[START OF DATA SHOWN]

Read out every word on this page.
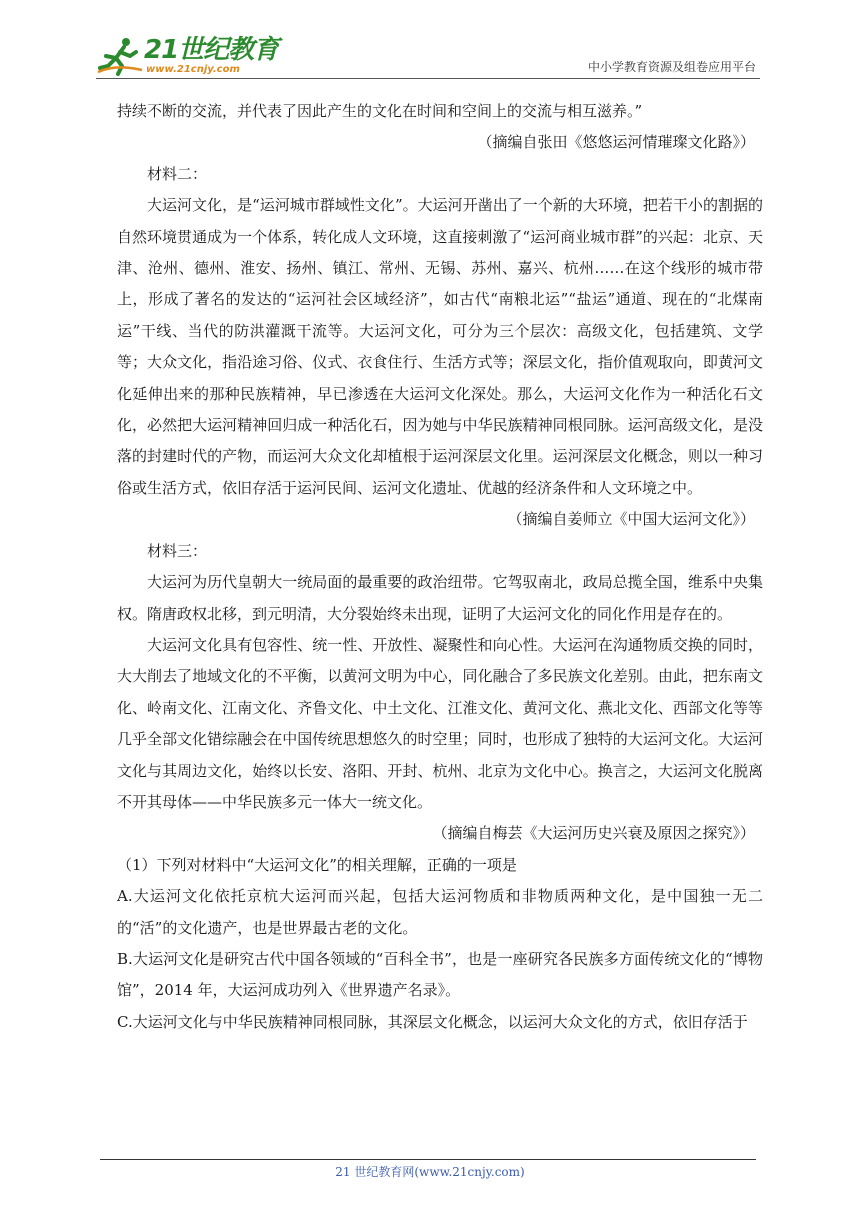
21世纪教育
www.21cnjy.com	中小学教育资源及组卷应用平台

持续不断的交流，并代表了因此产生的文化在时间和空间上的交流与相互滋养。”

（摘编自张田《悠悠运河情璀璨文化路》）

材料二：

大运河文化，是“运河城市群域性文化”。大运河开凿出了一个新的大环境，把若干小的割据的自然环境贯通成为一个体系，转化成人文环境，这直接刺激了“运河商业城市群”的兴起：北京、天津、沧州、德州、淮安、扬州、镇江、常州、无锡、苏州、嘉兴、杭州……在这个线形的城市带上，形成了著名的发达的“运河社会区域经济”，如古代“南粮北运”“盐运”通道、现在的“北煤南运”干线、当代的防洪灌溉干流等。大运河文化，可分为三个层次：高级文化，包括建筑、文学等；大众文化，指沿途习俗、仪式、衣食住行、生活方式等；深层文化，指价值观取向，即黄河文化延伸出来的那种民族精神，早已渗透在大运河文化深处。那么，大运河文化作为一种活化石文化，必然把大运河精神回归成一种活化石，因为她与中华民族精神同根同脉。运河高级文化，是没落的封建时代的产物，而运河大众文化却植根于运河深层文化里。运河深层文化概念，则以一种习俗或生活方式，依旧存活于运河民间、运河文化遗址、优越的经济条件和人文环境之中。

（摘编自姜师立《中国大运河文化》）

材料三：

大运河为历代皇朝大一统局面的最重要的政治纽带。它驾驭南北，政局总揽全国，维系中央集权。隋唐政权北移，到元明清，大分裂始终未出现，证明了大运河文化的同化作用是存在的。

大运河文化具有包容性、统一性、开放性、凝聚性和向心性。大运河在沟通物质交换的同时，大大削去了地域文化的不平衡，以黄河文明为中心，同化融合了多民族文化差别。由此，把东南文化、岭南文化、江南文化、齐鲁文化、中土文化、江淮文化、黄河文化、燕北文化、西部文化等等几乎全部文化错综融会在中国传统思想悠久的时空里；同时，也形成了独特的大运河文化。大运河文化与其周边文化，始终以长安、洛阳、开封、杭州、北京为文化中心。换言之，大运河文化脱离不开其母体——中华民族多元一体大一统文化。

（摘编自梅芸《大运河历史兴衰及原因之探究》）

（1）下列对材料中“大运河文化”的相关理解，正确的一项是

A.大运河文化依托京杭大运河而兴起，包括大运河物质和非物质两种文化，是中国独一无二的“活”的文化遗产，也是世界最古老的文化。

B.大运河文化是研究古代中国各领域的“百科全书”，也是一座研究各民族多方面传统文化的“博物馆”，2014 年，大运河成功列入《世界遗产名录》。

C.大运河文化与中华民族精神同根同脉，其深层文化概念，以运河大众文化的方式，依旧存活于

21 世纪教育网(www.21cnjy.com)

[END OF DATA SHOWN]

| STATED TASK |
Leave every image out, and retype the material exactly.

| SOLUTION FOR THIS TASK |
Read out every word on this page.
21世纪教育
www.21cnjy.com	中小学教育资源及组卷应用平台

持续不断的交流，并代表了因此产生的文化在时间和空间上的交流与相互滋养。”

（摘编自张田《悠悠运河情璀璨文化路》）

材料二：

大运河文化，是“运河城市群域性文化”。大运河开凿出了一个新的大环境，把若干小的割据的自然环境贯通成为一个体系，转化成人文环境，这直接刺激了“运河商业城市群”的兴起：北京、天津、沧州、德州、淮安、扬州、镇江、常州、无锡、苏州、嘉兴、杭州……在这个线形的城市带上，形成了著名的发达的“运河社会区域经济”，如古代“南粮北运”“盐运”通道、现在的“北煤南运”干线、当代的防洪灌溉干流等。大运河文化，可分为三个层次：高级文化，包括建筑、文学等；大众文化，指沿途习俗、仪式、衣食住行、生活方式等；深层文化，指价值观取向，即黄河文化延伸出来的那种民族精神，早已渗透在大运河文化深处。那么，大运河文化作为一种活化石文化，必然把大运河精神回归成一种活化石，因为她与中华民族精神同根同脉。运河高级文化，是没落的封建时代的产物，而运河大众文化却植根于运河深层文化里。运河深层文化概念，则以一种习俗或生活方式，依旧存活于运河民间、运河文化遗址、优越的经济条件和人文环境之中。

（摘编自姜师立《中国大运河文化》）

材料三：

大运河为历代皇朝大一统局面的最重要的政治纽带。它驾驭南北，政局总揽全国，维系中央集权。隋唐政权北移，到元明清，大分裂始终未出现，证明了大运河文化的同化作用是存在的。

大运河文化具有包容性、统一性、开放性、凝聚性和向心性。大运河在沟通物质交换的同时，大大削去了地域文化的不平衡，以黄河文明为中心，同化融合了多民族文化差别。由此，把东南文化、岭南文化、江南文化、齐鲁文化、中土文化、江淮文化、黄河文化、燕北文化、西部文化等等几乎全部文化错综融会在中国传统思想悠久的时空里；同时，也形成了独特的大运河文化。大运河文化与其周边文化，始终以长安、洛阳、开封、杭州、北京为文化中心。换言之，大运河文化脱离不开其母体——中华民族多元一体大一统文化。

（摘编自梅芸《大运河历史兴衰及原因之探究》）

（1）下列对材料中“大运河文化”的相关理解，正确的一项是

A.大运河文化依托京杭大运河而兴起，包括大运河物质和非物质两种文化，是中国独一无二的“活”的文化遗产，也是世界最古老的文化。

B.大运河文化是研究古代中国各领域的“百科全书”，也是一座研究各民族多方面传统文化的“博物馆”，2014 年，大运河成功列入《世界遗产名录》。

C.大运河文化与中华民族精神同根同脉，其深层文化概念，以运河大众文化的方式，依旧存活于

21 世纪教育网(www.21cnjy.com)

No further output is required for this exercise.